* _STATED PROBLEM_
Repeat every item below word for word, leaving the pictures out of your answer.

──────── DATA LISTING

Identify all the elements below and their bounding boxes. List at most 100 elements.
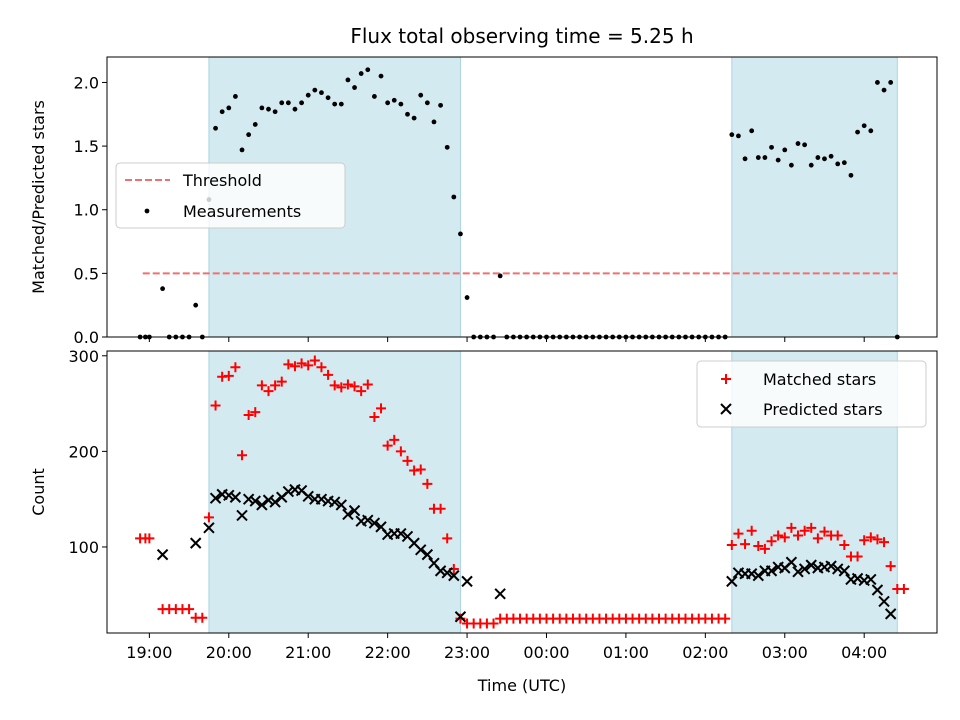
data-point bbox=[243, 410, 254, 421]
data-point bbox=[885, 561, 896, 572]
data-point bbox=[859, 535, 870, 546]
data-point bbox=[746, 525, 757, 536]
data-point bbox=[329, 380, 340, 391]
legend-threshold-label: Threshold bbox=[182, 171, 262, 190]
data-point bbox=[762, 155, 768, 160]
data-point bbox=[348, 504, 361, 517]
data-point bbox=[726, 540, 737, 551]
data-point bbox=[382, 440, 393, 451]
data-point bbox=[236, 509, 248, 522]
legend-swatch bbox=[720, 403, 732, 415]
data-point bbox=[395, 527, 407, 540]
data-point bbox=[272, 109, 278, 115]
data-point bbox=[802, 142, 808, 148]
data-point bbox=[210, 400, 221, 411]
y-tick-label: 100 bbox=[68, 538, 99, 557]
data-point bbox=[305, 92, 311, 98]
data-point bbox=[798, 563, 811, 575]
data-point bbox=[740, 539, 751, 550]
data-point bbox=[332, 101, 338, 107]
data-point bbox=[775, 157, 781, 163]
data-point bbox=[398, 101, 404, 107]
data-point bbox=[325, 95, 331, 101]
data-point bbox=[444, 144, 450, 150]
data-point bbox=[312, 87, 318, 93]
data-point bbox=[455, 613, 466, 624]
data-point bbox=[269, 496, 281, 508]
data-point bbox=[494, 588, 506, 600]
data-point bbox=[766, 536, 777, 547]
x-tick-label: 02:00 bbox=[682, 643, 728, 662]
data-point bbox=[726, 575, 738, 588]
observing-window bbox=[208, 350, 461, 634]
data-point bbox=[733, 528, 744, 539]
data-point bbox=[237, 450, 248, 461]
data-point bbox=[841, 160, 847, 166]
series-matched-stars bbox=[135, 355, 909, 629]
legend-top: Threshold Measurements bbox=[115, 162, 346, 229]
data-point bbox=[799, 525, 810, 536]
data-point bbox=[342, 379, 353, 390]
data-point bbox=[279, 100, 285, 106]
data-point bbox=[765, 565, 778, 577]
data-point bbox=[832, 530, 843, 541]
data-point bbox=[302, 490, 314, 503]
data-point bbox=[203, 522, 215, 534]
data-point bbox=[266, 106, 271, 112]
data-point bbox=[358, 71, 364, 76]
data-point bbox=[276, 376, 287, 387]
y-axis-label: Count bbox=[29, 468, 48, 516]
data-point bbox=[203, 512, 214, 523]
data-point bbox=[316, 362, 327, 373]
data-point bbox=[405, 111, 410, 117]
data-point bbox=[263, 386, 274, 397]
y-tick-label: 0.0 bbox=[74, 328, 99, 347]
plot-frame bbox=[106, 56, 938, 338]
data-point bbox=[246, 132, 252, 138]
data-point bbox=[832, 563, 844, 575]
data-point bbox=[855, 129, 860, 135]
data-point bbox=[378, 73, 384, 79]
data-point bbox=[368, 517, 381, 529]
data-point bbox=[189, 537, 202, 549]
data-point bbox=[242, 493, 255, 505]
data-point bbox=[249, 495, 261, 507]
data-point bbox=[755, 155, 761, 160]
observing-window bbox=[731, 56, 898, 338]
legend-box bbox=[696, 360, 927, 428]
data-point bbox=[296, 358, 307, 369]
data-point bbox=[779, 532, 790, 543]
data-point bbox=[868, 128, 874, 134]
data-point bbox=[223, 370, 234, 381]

────────────────

* _SOLUTION_
Identify all the elements below and their bounding boxes. List at most 100 elements.
data-point bbox=[243, 410, 254, 421]
data-point bbox=[885, 561, 896, 572]
data-point bbox=[859, 535, 870, 546]
data-point bbox=[746, 525, 757, 536]
data-point bbox=[329, 380, 340, 391]
legend-threshold-label: Threshold bbox=[182, 171, 262, 190]
data-point bbox=[762, 155, 768, 160]
data-point bbox=[348, 504, 361, 517]
data-point bbox=[726, 540, 737, 551]
data-point bbox=[382, 440, 393, 451]
data-point bbox=[236, 509, 248, 522]
legend-swatch bbox=[720, 403, 732, 415]
data-point bbox=[395, 527, 407, 540]
data-point bbox=[272, 109, 278, 115]
data-point bbox=[802, 142, 808, 148]
data-point bbox=[210, 400, 221, 411]
y-tick-label: 100 bbox=[68, 538, 99, 557]
data-point bbox=[305, 92, 311, 98]
data-point bbox=[798, 563, 811, 575]
data-point bbox=[740, 539, 751, 550]
data-point bbox=[332, 101, 338, 107]
data-point bbox=[775, 157, 781, 163]
data-point bbox=[398, 101, 404, 107]
data-point bbox=[325, 95, 331, 101]
data-point bbox=[444, 144, 450, 150]
data-point bbox=[312, 87, 318, 93]
data-point bbox=[455, 613, 466, 624]
data-point bbox=[269, 496, 281, 508]
data-point bbox=[494, 588, 506, 600]
data-point bbox=[766, 536, 777, 547]
x-tick-label: 02:00 bbox=[682, 643, 728, 662]
data-point bbox=[726, 575, 738, 588]
observing-window bbox=[208, 350, 461, 634]
data-point bbox=[733, 528, 744, 539]
data-point bbox=[237, 450, 248, 461]
data-point bbox=[841, 160, 847, 166]
series-matched-stars bbox=[135, 355, 909, 629]
legend-top: Threshold Measurements bbox=[115, 162, 346, 229]
data-point bbox=[799, 525, 810, 536]
data-point bbox=[342, 379, 353, 390]
data-point bbox=[279, 100, 285, 106]
data-point bbox=[765, 565, 778, 577]
data-point bbox=[832, 530, 843, 541]
data-point bbox=[302, 490, 314, 503]
data-point bbox=[203, 522, 215, 534]
data-point bbox=[266, 106, 271, 112]
data-point bbox=[358, 71, 364, 76]
data-point bbox=[276, 376, 287, 387]
y-axis-label: Count bbox=[29, 468, 48, 516]
data-point bbox=[203, 512, 214, 523]
data-point bbox=[316, 362, 327, 373]
data-point bbox=[405, 111, 410, 117]
data-point bbox=[263, 386, 274, 397]
y-tick-label: 0.0 bbox=[74, 328, 99, 347]
plot-frame bbox=[106, 56, 938, 338]
data-point bbox=[246, 132, 252, 138]
data-point bbox=[832, 563, 844, 575]
data-point bbox=[855, 129, 860, 135]
data-point bbox=[378, 73, 384, 79]
data-point bbox=[368, 517, 381, 529]
data-point bbox=[189, 537, 202, 549]
data-point bbox=[242, 493, 255, 505]
data-point bbox=[249, 495, 261, 507]
data-point bbox=[755, 155, 761, 160]
observing-window bbox=[731, 56, 898, 338]
legend-box bbox=[696, 360, 927, 428]
data-point bbox=[296, 358, 307, 369]
data-point bbox=[779, 532, 790, 543]
data-point bbox=[868, 128, 874, 134]
data-point bbox=[223, 370, 234, 381]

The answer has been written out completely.